─── Items ───

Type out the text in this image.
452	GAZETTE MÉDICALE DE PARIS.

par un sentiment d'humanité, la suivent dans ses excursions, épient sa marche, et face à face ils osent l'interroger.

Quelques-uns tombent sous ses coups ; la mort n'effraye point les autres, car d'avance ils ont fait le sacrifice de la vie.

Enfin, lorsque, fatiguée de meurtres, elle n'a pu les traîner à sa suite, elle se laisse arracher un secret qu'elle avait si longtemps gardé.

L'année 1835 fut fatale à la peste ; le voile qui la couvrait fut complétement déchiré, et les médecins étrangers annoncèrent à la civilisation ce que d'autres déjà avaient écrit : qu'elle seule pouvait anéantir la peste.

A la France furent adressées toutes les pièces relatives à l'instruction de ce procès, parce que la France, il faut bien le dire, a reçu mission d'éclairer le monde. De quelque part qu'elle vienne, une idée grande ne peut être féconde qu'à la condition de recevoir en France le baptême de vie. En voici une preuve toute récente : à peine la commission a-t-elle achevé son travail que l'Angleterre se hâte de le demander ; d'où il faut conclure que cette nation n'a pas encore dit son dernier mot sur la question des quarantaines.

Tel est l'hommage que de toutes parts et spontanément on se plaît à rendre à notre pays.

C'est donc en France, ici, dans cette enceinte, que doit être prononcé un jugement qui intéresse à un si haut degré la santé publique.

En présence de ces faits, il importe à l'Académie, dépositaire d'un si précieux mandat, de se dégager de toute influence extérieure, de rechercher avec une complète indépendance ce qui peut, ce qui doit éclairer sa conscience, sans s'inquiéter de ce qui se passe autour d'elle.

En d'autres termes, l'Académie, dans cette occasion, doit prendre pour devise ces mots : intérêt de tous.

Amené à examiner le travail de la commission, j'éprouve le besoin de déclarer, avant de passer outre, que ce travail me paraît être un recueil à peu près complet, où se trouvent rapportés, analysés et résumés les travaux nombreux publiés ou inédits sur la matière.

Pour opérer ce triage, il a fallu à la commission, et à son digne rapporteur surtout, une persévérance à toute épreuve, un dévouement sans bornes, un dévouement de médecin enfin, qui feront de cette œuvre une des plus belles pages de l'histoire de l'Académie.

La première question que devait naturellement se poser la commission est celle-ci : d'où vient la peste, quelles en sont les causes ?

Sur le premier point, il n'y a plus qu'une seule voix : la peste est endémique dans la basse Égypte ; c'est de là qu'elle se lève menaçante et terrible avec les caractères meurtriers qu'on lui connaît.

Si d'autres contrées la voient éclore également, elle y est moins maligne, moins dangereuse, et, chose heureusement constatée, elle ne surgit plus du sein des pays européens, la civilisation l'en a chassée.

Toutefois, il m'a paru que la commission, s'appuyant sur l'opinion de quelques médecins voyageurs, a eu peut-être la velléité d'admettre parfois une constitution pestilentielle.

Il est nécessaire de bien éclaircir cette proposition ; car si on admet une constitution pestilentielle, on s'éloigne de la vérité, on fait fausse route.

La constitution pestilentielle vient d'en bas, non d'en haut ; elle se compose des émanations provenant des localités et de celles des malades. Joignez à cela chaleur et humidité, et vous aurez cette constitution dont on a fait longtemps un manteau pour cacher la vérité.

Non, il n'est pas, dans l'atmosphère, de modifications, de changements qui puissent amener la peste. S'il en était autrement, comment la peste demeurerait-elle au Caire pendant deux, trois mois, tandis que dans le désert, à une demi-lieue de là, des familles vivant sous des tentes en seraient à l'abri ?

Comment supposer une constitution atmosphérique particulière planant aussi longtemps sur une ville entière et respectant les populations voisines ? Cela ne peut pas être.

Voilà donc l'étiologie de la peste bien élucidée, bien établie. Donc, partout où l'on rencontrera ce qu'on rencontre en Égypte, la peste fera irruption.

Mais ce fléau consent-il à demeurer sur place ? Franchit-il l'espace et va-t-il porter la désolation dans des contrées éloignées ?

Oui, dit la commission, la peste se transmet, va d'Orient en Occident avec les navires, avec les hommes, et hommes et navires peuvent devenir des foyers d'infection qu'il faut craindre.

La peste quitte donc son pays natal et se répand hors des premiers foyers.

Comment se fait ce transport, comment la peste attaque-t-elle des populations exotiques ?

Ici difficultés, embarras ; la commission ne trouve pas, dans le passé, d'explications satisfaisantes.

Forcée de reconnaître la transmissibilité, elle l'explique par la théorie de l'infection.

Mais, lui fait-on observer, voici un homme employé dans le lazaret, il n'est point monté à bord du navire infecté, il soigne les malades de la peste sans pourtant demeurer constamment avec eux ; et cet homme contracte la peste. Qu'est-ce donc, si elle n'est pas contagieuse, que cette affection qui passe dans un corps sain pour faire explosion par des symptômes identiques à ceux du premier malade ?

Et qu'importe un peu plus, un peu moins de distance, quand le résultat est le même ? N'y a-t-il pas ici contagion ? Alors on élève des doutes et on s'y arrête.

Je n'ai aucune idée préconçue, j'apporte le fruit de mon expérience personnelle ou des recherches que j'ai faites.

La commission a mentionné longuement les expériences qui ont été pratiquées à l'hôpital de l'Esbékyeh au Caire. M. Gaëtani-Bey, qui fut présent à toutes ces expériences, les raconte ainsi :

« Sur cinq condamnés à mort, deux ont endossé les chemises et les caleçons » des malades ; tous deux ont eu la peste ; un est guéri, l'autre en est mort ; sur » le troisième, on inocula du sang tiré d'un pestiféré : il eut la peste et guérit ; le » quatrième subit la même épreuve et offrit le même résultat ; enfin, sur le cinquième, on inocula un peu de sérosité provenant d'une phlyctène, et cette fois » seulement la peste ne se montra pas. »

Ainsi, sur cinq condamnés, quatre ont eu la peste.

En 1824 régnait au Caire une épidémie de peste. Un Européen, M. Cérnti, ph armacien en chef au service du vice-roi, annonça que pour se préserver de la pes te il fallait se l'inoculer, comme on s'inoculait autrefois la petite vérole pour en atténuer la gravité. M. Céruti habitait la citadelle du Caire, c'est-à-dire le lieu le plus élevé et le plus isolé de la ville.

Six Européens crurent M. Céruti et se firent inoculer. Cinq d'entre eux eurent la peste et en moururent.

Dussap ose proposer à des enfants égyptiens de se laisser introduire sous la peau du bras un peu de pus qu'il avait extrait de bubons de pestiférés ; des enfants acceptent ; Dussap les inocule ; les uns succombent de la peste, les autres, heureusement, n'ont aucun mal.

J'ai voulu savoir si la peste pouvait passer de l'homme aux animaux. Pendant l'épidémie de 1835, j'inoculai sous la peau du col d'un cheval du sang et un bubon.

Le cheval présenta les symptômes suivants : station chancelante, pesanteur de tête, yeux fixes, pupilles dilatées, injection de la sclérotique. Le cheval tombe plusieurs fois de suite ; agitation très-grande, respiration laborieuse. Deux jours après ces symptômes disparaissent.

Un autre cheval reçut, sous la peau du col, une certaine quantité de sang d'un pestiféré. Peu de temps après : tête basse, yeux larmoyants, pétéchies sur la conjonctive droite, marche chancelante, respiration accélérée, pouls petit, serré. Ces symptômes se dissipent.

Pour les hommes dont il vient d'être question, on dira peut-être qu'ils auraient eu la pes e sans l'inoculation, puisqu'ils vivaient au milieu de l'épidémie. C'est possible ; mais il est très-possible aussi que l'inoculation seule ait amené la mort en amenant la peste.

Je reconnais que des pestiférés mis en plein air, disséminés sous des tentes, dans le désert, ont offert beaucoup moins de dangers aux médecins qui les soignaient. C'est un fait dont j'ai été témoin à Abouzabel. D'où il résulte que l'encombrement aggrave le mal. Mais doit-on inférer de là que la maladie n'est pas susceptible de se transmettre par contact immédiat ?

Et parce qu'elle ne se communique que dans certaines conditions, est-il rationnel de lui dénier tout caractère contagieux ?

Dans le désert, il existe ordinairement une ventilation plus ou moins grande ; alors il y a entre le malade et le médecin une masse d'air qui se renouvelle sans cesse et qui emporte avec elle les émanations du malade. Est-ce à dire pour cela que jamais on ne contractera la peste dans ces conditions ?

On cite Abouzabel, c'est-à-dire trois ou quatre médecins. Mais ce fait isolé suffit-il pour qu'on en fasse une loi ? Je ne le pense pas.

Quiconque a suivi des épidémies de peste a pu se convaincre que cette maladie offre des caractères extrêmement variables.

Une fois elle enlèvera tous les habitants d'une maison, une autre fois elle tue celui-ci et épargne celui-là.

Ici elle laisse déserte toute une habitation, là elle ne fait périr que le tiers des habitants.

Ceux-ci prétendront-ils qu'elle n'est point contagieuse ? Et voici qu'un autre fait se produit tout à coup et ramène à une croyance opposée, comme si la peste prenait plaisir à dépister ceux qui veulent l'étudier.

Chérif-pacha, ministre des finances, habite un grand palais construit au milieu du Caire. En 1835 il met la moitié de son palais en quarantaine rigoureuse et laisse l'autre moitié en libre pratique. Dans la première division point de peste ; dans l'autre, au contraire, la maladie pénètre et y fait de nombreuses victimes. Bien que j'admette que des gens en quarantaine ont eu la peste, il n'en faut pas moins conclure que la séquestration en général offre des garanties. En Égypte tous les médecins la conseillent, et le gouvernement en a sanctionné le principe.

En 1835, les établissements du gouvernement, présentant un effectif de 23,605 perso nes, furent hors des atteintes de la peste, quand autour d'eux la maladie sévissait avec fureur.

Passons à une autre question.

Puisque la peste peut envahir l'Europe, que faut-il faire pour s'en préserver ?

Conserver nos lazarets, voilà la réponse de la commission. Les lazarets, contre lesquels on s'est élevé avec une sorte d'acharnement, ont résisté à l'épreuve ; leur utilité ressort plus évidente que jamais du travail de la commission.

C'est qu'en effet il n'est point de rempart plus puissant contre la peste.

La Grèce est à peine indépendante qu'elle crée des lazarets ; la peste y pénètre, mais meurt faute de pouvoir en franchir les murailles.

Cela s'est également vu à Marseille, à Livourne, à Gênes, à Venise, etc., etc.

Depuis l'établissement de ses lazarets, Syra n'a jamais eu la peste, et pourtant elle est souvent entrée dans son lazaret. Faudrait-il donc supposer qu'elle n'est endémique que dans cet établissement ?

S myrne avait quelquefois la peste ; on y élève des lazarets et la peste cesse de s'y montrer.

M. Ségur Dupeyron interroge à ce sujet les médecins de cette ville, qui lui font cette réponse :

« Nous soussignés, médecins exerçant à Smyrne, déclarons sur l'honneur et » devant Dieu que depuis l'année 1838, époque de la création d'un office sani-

───

• Aim of the task:
Locate the word "habitants" in the data above. Copy every line carrying it.

• Task output:
Une fois elle enlèvera tous les habitants d'une maison, une autre fois elle tue celui-ci et épargne celui-là.
Ici elle laisse déserte toute une habitation, là elle ne fait périr que le tiers des habitants.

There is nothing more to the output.